Transcribe all of the material exactly. Any picture in it should be left out.

**Records supplied:**
—————

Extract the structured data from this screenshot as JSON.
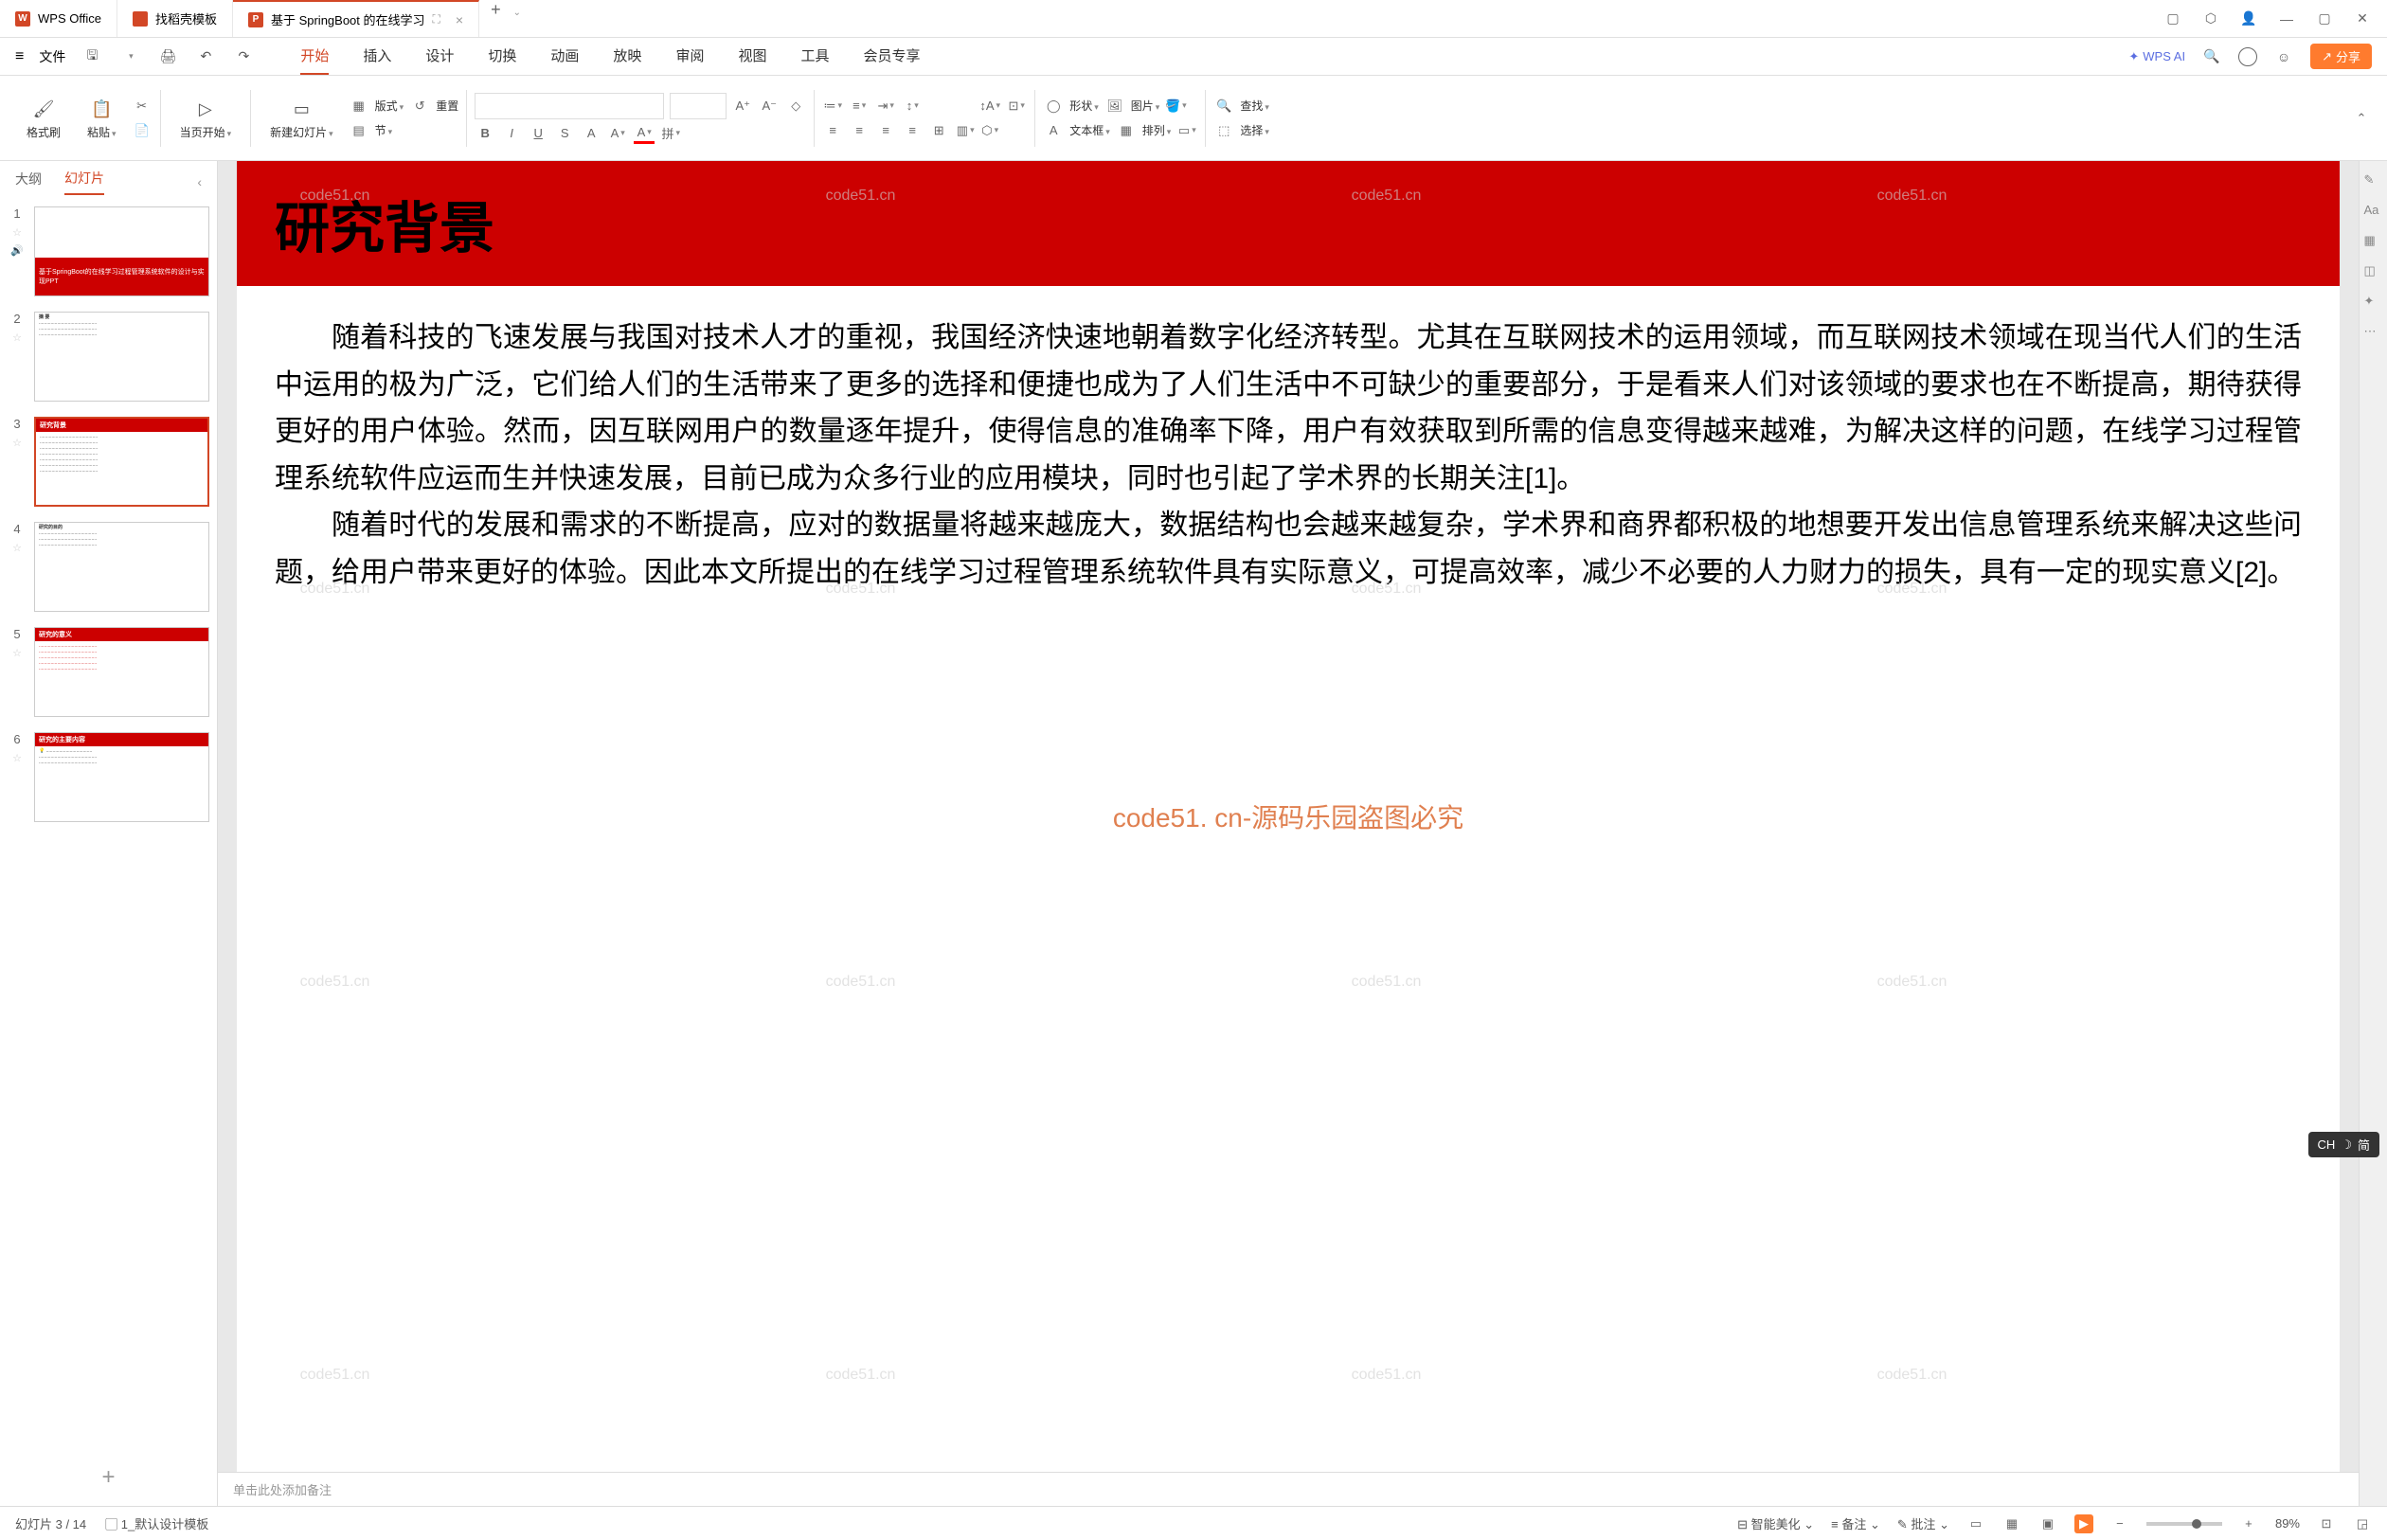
{
  "titlebar": {
    "tabs": [
      {
        "label": "WPS Office",
        "type": "wps"
      },
      {
        "label": "找稻壳模板",
        "type": "docer"
      },
      {
        "label": "基于 SpringBoot 的在线学习",
        "type": "ppt",
        "active": true
      }
    ],
    "add": "+"
  },
  "menubar": {
    "file": "文件",
    "tabs": [
      "开始",
      "插入",
      "设计",
      "切换",
      "动画",
      "放映",
      "审阅",
      "视图",
      "工具",
      "会员专享"
    ],
    "active_tab": "开始",
    "wps_ai": "WPS AI",
    "share": "分享"
  },
  "ribbon": {
    "format_brush": "格式刷",
    "paste": "粘贴",
    "from_current": "当页开始",
    "new_slide": "新建幻灯片",
    "layout": "版式",
    "section": "节",
    "reset": "重置",
    "shape": "形状",
    "picture": "图片",
    "textbox": "文本框",
    "arrange": "排列",
    "find": "查找",
    "select": "选择"
  },
  "sidebar": {
    "tabs": [
      "大纲",
      "幻灯片"
    ],
    "active": "幻灯片",
    "slides": [
      {
        "num": "1",
        "title": "基于SpringBoot的在线学习过程管理系统软件的设计与实现PPT"
      },
      {
        "num": "2",
        "title": "摘 要"
      },
      {
        "num": "3",
        "title": "研究背景",
        "selected": true
      },
      {
        "num": "4",
        "title": "研究的目的"
      },
      {
        "num": "5",
        "title": "研究的意义"
      },
      {
        "num": "6",
        "title": "研究的主要内容"
      }
    ],
    "add": "+"
  },
  "slide": {
    "title": "研究背景",
    "para1": "随着科技的飞速发展与我国对技术人才的重视，我国经济快速地朝着数字化经济转型。尤其在互联网技术的运用领域，而互联网技术领域在现当代人们的生活中运用的极为广泛，它们给人们的生活带来了更多的选择和便捷也成为了人们生活中不可缺少的重要部分，于是看来人们对该领域的要求也在不断提高，期待获得更好的用户体验。然而，因互联网用户的数量逐年提升，使得信息的准确率下降，用户有效获取到所需的信息变得越来越难，为解决这样的问题，在线学习过程管理系统软件应运而生并快速发展，目前已成为众多行业的应用模块，同时也引起了学术界的长期关注[1]。",
    "para2": "随着时代的发展和需求的不断提高，应对的数据量将越来越庞大，数据结构也会越来越复杂，学术界和商界都积极的地想要开发出信息管理系统来解决这些问题，给用户带来更好的体验。因此本文所提出的在线学习过程管理系统软件具有实际意义，可提高效率，减少不必要的人力财力的损失，具有一定的现实意义[2]。",
    "watermark_center": "code51. cn-源码乐园盗图必究",
    "watermark_small": "code51.cn"
  },
  "notes": {
    "placeholder": "单击此处添加备注"
  },
  "statusbar": {
    "slide_pos": "幻灯片 3 / 14",
    "template": "1_默认设计模板",
    "beautify": "智能美化",
    "notes_btn": "备注",
    "comments": "批注",
    "zoom": "89%"
  },
  "ime": {
    "lang": "CH",
    "mode": "简"
  }
}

—————

**Task response:**
Extract the structured data from this screenshot as JSON.
{
  "titlebar": {
    "tabs": [
      {
        "label": "WPS Office",
        "type": "wps"
      },
      {
        "label": "找稻壳模板",
        "type": "docer"
      },
      {
        "label": "基于 SpringBoot 的在线学习",
        "type": "ppt",
        "active": true
      }
    ],
    "add": "+"
  },
  "menubar": {
    "file": "文件",
    "tabs": [
      "开始",
      "插入",
      "设计",
      "切换",
      "动画",
      "放映",
      "审阅",
      "视图",
      "工具",
      "会员专享"
    ],
    "active_tab": "开始",
    "wps_ai": "WPS AI",
    "share": "分享"
  },
  "ribbon": {
    "format_brush": "格式刷",
    "paste": "粘贴",
    "from_current": "当页开始",
    "new_slide": "新建幻灯片",
    "layout": "版式",
    "section": "节",
    "reset": "重置",
    "shape": "形状",
    "picture": "图片",
    "textbox": "文本框",
    "arrange": "排列",
    "find": "查找",
    "select": "选择"
  },
  "sidebar": {
    "tabs": [
      "大纲",
      "幻灯片"
    ],
    "active": "幻灯片",
    "slides": [
      {
        "num": "1",
        "title": "基于SpringBoot的在线学习过程管理系统软件的设计与实现PPT"
      },
      {
        "num": "2",
        "title": "摘 要"
      },
      {
        "num": "3",
        "title": "研究背景",
        "selected": true
      },
      {
        "num": "4",
        "title": "研究的目的"
      },
      {
        "num": "5",
        "title": "研究的意义"
      },
      {
        "num": "6",
        "title": "研究的主要内容"
      }
    ],
    "add": "+"
  },
  "slide": {
    "title": "研究背景",
    "para1": "随着科技的飞速发展与我国对技术人才的重视，我国经济快速地朝着数字化经济转型。尤其在互联网技术的运用领域，而互联网技术领域在现当代人们的生活中运用的极为广泛，它们给人们的生活带来了更多的选择和便捷也成为了人们生活中不可缺少的重要部分，于是看来人们对该领域的要求也在不断提高，期待获得更好的用户体验。然而，因互联网用户的数量逐年提升，使得信息的准确率下降，用户有效获取到所需的信息变得越来越难，为解决这样的问题，在线学习过程管理系统软件应运而生并快速发展，目前已成为众多行业的应用模块，同时也引起了学术界的长期关注[1]。",
    "para2": "随着时代的发展和需求的不断提高，应对的数据量将越来越庞大，数据结构也会越来越复杂，学术界和商界都积极的地想要开发出信息管理系统来解决这些问题，给用户带来更好的体验。因此本文所提出的在线学习过程管理系统软件具有实际意义，可提高效率，减少不必要的人力财力的损失，具有一定的现实意义[2]。",
    "watermark_center": "code51. cn-源码乐园盗图必究",
    "watermark_small": "code51.cn"
  },
  "notes": {
    "placeholder": "单击此处添加备注"
  },
  "statusbar": {
    "slide_pos": "幻灯片 3 / 14",
    "template": "1_默认设计模板",
    "beautify": "智能美化",
    "notes_btn": "备注",
    "comments": "批注",
    "zoom": "89%"
  },
  "ime": {
    "lang": "CH",
    "mode": "简"
  }
}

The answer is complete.